### Written exercise
Show all lines that include the string "source"; copy each one.
Records shown start
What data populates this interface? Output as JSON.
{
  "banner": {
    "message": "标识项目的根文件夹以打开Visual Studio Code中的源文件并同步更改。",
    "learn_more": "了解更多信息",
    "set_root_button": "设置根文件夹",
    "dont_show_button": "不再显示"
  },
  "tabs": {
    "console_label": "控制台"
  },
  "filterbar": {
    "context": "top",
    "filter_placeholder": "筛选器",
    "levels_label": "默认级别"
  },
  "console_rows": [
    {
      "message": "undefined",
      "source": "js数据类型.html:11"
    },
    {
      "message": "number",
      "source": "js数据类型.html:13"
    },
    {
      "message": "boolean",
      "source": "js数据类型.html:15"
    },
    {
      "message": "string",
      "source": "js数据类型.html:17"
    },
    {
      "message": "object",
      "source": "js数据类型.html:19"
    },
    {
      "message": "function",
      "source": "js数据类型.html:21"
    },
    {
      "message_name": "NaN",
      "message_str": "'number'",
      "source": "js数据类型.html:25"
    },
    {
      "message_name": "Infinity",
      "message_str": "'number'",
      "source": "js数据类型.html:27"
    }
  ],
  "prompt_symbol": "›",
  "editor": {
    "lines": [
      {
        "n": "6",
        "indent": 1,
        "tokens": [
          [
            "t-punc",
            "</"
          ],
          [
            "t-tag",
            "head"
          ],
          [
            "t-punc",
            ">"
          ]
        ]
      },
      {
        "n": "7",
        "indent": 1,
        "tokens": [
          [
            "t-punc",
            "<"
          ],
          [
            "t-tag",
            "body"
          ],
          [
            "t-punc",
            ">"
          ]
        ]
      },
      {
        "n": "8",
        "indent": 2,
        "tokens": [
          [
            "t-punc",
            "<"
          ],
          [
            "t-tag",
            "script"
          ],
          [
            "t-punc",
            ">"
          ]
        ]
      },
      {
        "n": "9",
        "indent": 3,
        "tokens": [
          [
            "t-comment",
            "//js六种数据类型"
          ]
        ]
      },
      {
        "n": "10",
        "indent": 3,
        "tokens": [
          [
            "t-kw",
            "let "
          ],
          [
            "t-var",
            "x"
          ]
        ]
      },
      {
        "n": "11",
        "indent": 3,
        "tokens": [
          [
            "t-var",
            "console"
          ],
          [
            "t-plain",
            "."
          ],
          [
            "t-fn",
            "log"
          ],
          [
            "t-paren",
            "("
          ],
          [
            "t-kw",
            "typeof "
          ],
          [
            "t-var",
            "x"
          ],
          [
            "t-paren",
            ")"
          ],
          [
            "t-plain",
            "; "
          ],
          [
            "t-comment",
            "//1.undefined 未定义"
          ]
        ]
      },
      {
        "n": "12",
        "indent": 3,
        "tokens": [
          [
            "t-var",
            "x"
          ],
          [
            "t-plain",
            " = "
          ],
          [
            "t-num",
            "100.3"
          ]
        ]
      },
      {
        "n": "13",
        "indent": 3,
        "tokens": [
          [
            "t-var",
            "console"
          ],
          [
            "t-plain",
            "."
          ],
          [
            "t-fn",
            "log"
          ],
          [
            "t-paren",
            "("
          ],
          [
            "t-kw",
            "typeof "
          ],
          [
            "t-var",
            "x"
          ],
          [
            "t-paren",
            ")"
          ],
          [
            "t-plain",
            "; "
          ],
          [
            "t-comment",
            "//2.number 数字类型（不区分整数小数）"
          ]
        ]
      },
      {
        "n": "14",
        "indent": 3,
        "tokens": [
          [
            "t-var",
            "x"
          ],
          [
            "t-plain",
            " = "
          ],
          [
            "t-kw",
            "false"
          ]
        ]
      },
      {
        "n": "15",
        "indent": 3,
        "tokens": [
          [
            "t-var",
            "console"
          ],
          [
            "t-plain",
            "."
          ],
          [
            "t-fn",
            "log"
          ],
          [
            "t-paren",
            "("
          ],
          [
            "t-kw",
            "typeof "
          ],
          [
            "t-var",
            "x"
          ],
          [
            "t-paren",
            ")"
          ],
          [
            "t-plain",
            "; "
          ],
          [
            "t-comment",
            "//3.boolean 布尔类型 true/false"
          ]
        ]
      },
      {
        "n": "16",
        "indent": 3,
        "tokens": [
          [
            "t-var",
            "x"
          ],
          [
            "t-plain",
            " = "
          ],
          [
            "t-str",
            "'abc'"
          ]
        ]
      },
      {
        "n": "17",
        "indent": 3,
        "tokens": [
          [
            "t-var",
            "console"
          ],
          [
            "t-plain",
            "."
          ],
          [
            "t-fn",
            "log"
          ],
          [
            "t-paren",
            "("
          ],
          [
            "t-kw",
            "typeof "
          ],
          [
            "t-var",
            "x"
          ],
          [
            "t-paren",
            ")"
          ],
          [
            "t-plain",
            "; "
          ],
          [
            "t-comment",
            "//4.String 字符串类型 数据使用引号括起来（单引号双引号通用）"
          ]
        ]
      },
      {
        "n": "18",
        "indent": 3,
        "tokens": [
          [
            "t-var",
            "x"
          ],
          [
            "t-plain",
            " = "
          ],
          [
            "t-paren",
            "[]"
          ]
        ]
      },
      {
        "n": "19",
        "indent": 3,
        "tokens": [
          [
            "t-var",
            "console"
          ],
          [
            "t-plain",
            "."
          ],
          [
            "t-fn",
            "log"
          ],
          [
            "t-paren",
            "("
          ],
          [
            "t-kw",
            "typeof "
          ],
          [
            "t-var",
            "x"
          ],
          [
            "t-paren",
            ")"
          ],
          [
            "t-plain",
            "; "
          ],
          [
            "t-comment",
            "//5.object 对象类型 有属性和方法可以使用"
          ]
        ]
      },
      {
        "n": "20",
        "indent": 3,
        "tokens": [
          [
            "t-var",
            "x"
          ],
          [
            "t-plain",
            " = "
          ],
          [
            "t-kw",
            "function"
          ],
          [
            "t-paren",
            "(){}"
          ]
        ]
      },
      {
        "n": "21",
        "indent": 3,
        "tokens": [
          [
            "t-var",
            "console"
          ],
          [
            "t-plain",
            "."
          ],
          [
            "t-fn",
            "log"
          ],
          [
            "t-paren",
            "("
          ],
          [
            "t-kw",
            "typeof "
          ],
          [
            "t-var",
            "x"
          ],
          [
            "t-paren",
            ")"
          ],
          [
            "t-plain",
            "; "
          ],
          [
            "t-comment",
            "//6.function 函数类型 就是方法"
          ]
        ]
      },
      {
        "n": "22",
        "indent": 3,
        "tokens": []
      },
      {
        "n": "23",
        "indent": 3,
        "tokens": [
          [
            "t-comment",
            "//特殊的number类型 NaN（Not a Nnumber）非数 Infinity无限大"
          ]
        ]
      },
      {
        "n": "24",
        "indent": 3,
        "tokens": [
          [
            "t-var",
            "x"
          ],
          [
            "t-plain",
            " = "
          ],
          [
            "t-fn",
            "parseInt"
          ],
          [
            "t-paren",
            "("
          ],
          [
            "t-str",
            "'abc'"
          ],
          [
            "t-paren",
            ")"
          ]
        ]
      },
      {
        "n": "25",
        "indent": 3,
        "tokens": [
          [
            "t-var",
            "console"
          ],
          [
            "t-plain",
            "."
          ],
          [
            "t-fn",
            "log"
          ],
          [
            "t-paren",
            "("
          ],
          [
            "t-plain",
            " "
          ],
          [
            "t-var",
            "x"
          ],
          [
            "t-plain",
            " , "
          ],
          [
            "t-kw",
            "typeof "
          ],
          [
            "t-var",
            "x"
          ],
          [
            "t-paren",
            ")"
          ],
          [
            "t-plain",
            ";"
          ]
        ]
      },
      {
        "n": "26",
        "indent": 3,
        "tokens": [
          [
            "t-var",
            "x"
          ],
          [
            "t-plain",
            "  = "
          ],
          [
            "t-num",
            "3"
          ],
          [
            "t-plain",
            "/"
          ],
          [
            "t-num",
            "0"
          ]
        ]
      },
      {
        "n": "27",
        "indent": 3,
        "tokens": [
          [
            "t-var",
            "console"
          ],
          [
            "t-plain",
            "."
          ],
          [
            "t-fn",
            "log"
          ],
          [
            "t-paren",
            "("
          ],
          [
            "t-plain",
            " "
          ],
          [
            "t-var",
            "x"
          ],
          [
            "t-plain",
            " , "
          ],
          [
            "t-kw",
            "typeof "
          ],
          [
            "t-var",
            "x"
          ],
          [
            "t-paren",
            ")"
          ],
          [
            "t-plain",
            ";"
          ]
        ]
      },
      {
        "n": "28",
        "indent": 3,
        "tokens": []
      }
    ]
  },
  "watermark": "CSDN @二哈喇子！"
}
Records shown end
### Final result
      "source": "js数据类型.html:11"
      "source": "js数据类型.html:13"
      "source": "js数据类型.html:15"
      "source": "js数据类型.html:17"
      "source": "js数据类型.html:19"
      "source": "js数据类型.html:21"
      "source": "js数据类型.html:25"
      "source": "js数据类型.html:27"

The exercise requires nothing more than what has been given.